Which lines below hold the word "content"? Report each one.
□ □ □ □
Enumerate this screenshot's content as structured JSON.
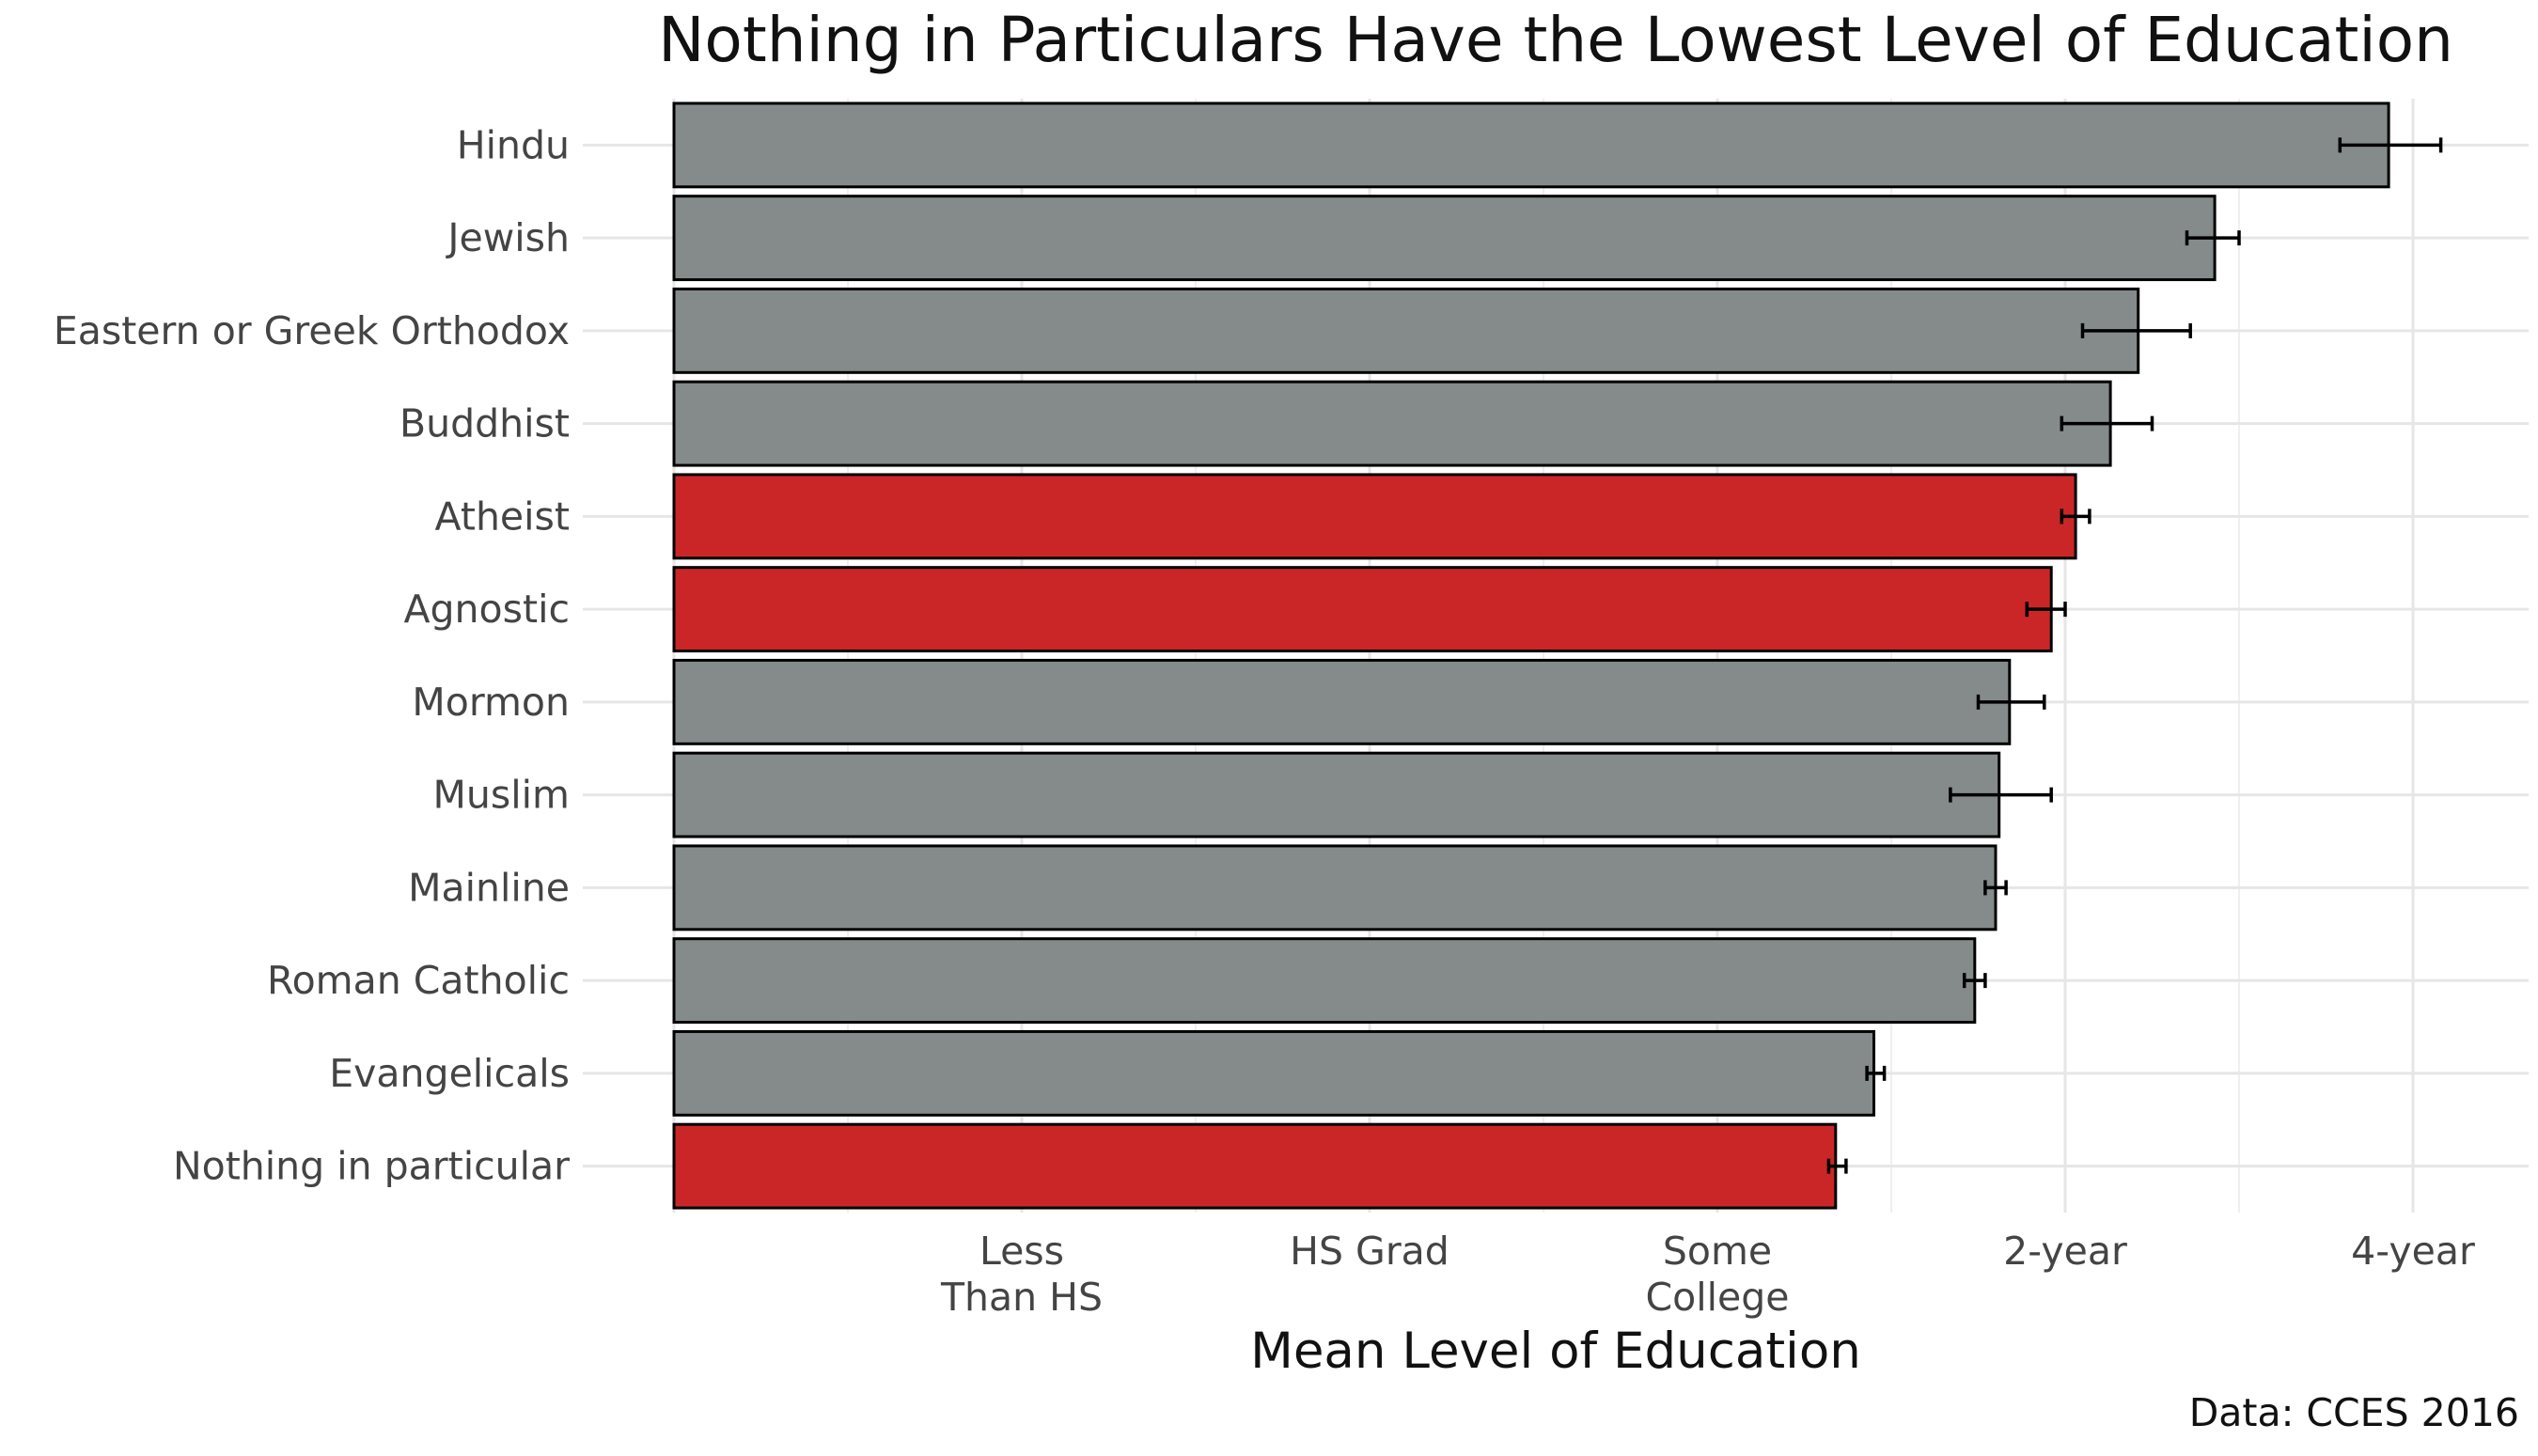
{
  "chart_data": {
    "type": "bar",
    "orientation": "horizontal",
    "title": "Nothing in Particulars Have the Lowest Level of Education",
    "xlabel": "Mean Level of Education",
    "ylabel": "",
    "caption": "Data: CCES 2016",
    "xlim": [
      0,
      5.2
    ],
    "grid": true,
    "x_ticks": [
      {
        "value": 1,
        "lines": [
          "Less",
          "Than HS"
        ]
      },
      {
        "value": 2,
        "lines": [
          "HS Grad"
        ]
      },
      {
        "value": 3,
        "lines": [
          "Some",
          "College"
        ]
      },
      {
        "value": 4,
        "lines": [
          "2-year"
        ]
      },
      {
        "value": 5,
        "lines": [
          "4-year"
        ]
      }
    ],
    "categories": [
      "Hindu",
      "Jewish",
      "Eastern or Greek Orthodox",
      "Buddhist",
      "Atheist",
      "Agnostic",
      "Mormon",
      "Muslim",
      "Mainline",
      "Roman Catholic",
      "Evangelicals",
      "Nothing in particular"
    ],
    "values": [
      4.93,
      4.43,
      4.21,
      4.13,
      4.03,
      3.96,
      3.84,
      3.81,
      3.8,
      3.74,
      3.45,
      3.34
    ],
    "error_low": [
      4.79,
      4.35,
      4.05,
      3.99,
      3.99,
      3.89,
      3.75,
      3.67,
      3.77,
      3.71,
      3.43,
      3.32
    ],
    "error_high": [
      5.08,
      4.5,
      4.36,
      4.25,
      4.07,
      4.0,
      3.94,
      3.96,
      3.83,
      3.77,
      3.48,
      3.37
    ],
    "highlighted": [
      "Atheist",
      "Agnostic",
      "Nothing in particular"
    ],
    "colors": {
      "default": "#848b8a",
      "highlight": "#cb2627"
    }
  }
}
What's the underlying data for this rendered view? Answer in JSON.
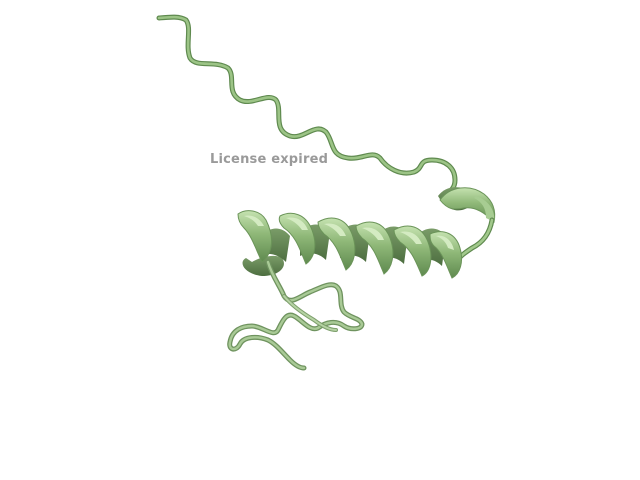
{
  "viewer": {
    "background_color": "#ffffff",
    "structure_color": "#8fb878",
    "structure_shadow_color": "#5f8a4f",
    "structure_highlight_color": "#c5e2b0",
    "representation": "cartoon",
    "watermark_text": "License expired",
    "watermark_color": "#9a9a9a"
  }
}
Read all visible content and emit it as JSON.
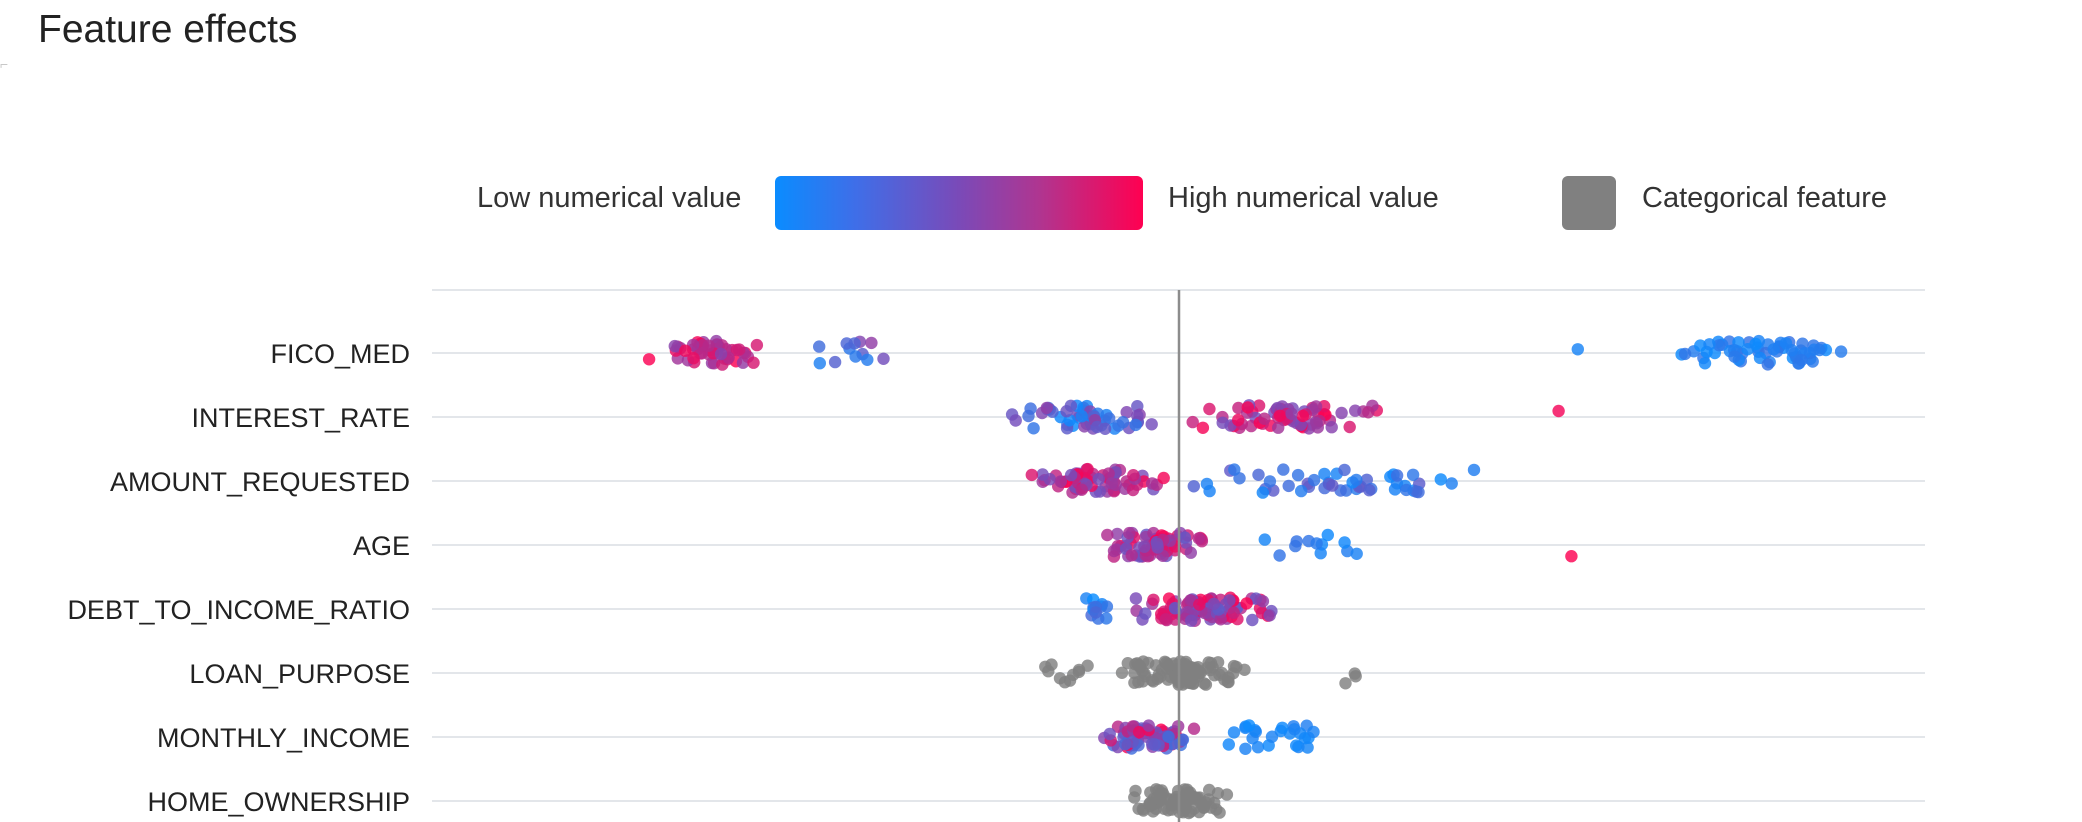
{
  "page": {
    "title": "Feature effects"
  },
  "legend": {
    "low_label": "Low numerical value",
    "high_label": "High numerical value",
    "categorical_label": "Categorical feature",
    "low_color": "#0a8cff",
    "high_color": "#ff0051",
    "categorical_color": "#808080"
  },
  "chart_data": {
    "type": "scatter",
    "title": "Feature effects",
    "xlabel": "",
    "ylabel": "",
    "x_range": [
      -1.0,
      1.25
    ],
    "center_line": 0,
    "grid": true,
    "legend_position": "top",
    "features": [
      {
        "name": "FICO_MED",
        "kind": "numerical",
        "clusters": [
          {
            "min": -0.84,
            "max": -0.64,
            "count": 50,
            "color_min": 0.55,
            "color_max": 1.0
          },
          {
            "min": -0.66,
            "max": -0.37,
            "count": 12,
            "color_min": 0.0,
            "color_max": 0.6
          },
          {
            "min": 0.62,
            "max": 0.63,
            "count": 1,
            "color_min": 0.0,
            "color_max": 0.1
          },
          {
            "min": 0.74,
            "max": 1.1,
            "count": 60,
            "color_min": 0.0,
            "color_max": 0.2
          }
        ]
      },
      {
        "name": "INTEREST_RATE",
        "kind": "numerical",
        "clusters": [
          {
            "min": -0.31,
            "max": 0.0,
            "count": 55,
            "color_min": 0.0,
            "color_max": 0.6
          },
          {
            "min": 0.0,
            "max": 0.34,
            "count": 70,
            "color_min": 0.45,
            "color_max": 1.0
          },
          {
            "min": 0.59,
            "max": 0.6,
            "count": 1,
            "color_min": 0.95,
            "color_max": 1.0
          }
        ]
      },
      {
        "name": "AMOUNT_REQUESTED",
        "kind": "numerical",
        "clusters": [
          {
            "min": -0.26,
            "max": 0.0,
            "count": 70,
            "color_min": 0.45,
            "color_max": 1.0
          },
          {
            "min": 0.0,
            "max": 0.52,
            "count": 50,
            "color_min": 0.0,
            "color_max": 0.4
          }
        ]
      },
      {
        "name": "AGE",
        "kind": "numerical",
        "clusters": [
          {
            "min": -0.15,
            "max": 0.08,
            "count": 70,
            "color_min": 0.4,
            "color_max": 1.0
          },
          {
            "min": 0.08,
            "max": 0.3,
            "count": 12,
            "color_min": 0.0,
            "color_max": 0.2
          },
          {
            "min": 0.61,
            "max": 0.62,
            "count": 1,
            "color_min": 0.95,
            "color_max": 1.0
          }
        ]
      },
      {
        "name": "DEBT_TO_INCOME_RATIO",
        "kind": "numerical",
        "clusters": [
          {
            "min": -0.17,
            "max": -0.1,
            "count": 12,
            "color_min": 0.0,
            "color_max": 0.3
          },
          {
            "min": -0.1,
            "max": 0.18,
            "count": 90,
            "color_min": 0.35,
            "color_max": 1.0
          }
        ]
      },
      {
        "name": "LOAN_PURPOSE",
        "kind": "categorical",
        "clusters": [
          {
            "min": -0.22,
            "max": -0.11,
            "count": 10,
            "color_min": 0,
            "color_max": 0
          },
          {
            "min": -0.11,
            "max": 0.13,
            "count": 90,
            "color_min": 0,
            "color_max": 0
          },
          {
            "min": 0.25,
            "max": 0.29,
            "count": 3,
            "color_min": 0,
            "color_max": 0
          }
        ]
      },
      {
        "name": "MONTHLY_INCOME",
        "kind": "numerical",
        "clusters": [
          {
            "min": -0.13,
            "max": 0.04,
            "count": 70,
            "color_min": 0.2,
            "color_max": 1.0
          },
          {
            "min": 0.04,
            "max": 0.27,
            "count": 25,
            "color_min": 0.0,
            "color_max": 0.1
          }
        ]
      },
      {
        "name": "HOME_OWNERSHIP",
        "kind": "categorical",
        "clusters": [
          {
            "min": -0.11,
            "max": 0.1,
            "count": 80,
            "color_min": 0,
            "color_max": 0
          }
        ]
      }
    ]
  }
}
□ □ □ □
* [Response to this task]
Enumerate this screenshot's content as structured JSON.
Read all visible content and emit it as JSON.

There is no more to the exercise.